§ **Aim of the task**:
Keep the pictures out and restate every record exactly.

§ **Source records**:

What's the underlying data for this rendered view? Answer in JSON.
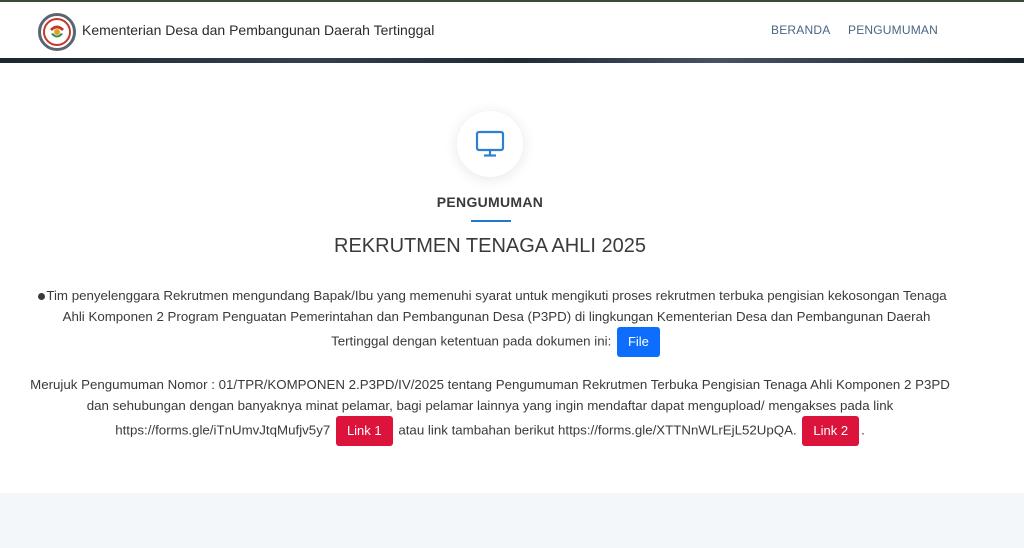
{
  "header": {
    "brand": "Kementerian Desa dan Pembangunan Daerah Tertinggal",
    "nav": [
      "BERANDA",
      "PENGUMUMAN"
    ]
  },
  "section": {
    "icon": "monitor-icon",
    "title": "PENGUMUMAN",
    "headline": "REKRUTMEN TENAGA AHLI 2025"
  },
  "announcement": {
    "paragraph1": "Tim penyelenggara Rekrutmen mengundang Bapak/Ibu yang memenuhi syarat untuk mengikuti proses rekrutmen terbuka pengisian kekosongan Tenaga Ahli Komponen 2 Program Penguatan Pemerintahan dan Pembangunan Desa (P3PD) di lingkungan Kementerian Desa dan Pembangunan Daerah Tertinggal dengan ketentuan pada dokumen ini:",
    "file_button": "File",
    "paragraph2_part1": "Merujuk Pengumuman Nomor : 01/TPR/KOMPONEN 2.P3PD/IV/2025 tentang Pengumuman Rekrutmen Terbuka Pengisian Tenaga Ahli Komponen 2 P3PD dan sehubungan dengan banyaknya minat pelamar, bagi pelamar lainnya yang ingin mendaftar dapat mengupload/ mengakses pada link https://forms.gle/iTnUmvJtqMufjv5y7",
    "link1_button": "Link 1",
    "paragraph2_part2": "atau link tambahan berikut https://forms.gle/XTTNnWLrEjL52UpQA.",
    "link2_button": "Link 2",
    "paragraph2_end": "."
  },
  "colors": {
    "primary_blue": "#0d6efd",
    "link_red": "#dc143c",
    "nav_text": "#4b6584",
    "accent_rule": "#1f7acc"
  }
}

§ **Worked answer**:
What's the underlying data for this rendered view? Answer in JSON.
{
  "header": {
    "brand": "Kementerian Desa dan Pembangunan Daerah Tertinggal",
    "nav": [
      "BERANDA",
      "PENGUMUMAN"
    ]
  },
  "section": {
    "icon": "monitor-icon",
    "title": "PENGUMUMAN",
    "headline": "REKRUTMEN TENAGA AHLI 2025"
  },
  "announcement": {
    "paragraph1": "Tim penyelenggara Rekrutmen mengundang Bapak/Ibu yang memenuhi syarat untuk mengikuti proses rekrutmen terbuka pengisian kekosongan Tenaga Ahli Komponen 2 Program Penguatan Pemerintahan dan Pembangunan Desa (P3PD) di lingkungan Kementerian Desa dan Pembangunan Daerah Tertinggal dengan ketentuan pada dokumen ini:",
    "file_button": "File",
    "paragraph2_part1": "Merujuk Pengumuman Nomor : 01/TPR/KOMPONEN 2.P3PD/IV/2025 tentang Pengumuman Rekrutmen Terbuka Pengisian Tenaga Ahli Komponen 2 P3PD dan sehubungan dengan banyaknya minat pelamar, bagi pelamar lainnya yang ingin mendaftar dapat mengupload/ mengakses pada link https://forms.gle/iTnUmvJtqMufjv5y7",
    "link1_button": "Link 1",
    "paragraph2_part2": "atau link tambahan berikut https://forms.gle/XTTNnWLrEjL52UpQA.",
    "link2_button": "Link 2",
    "paragraph2_end": "."
  },
  "colors": {
    "primary_blue": "#0d6efd",
    "link_red": "#dc143c",
    "nav_text": "#4b6584",
    "accent_rule": "#1f7acc"
  }
}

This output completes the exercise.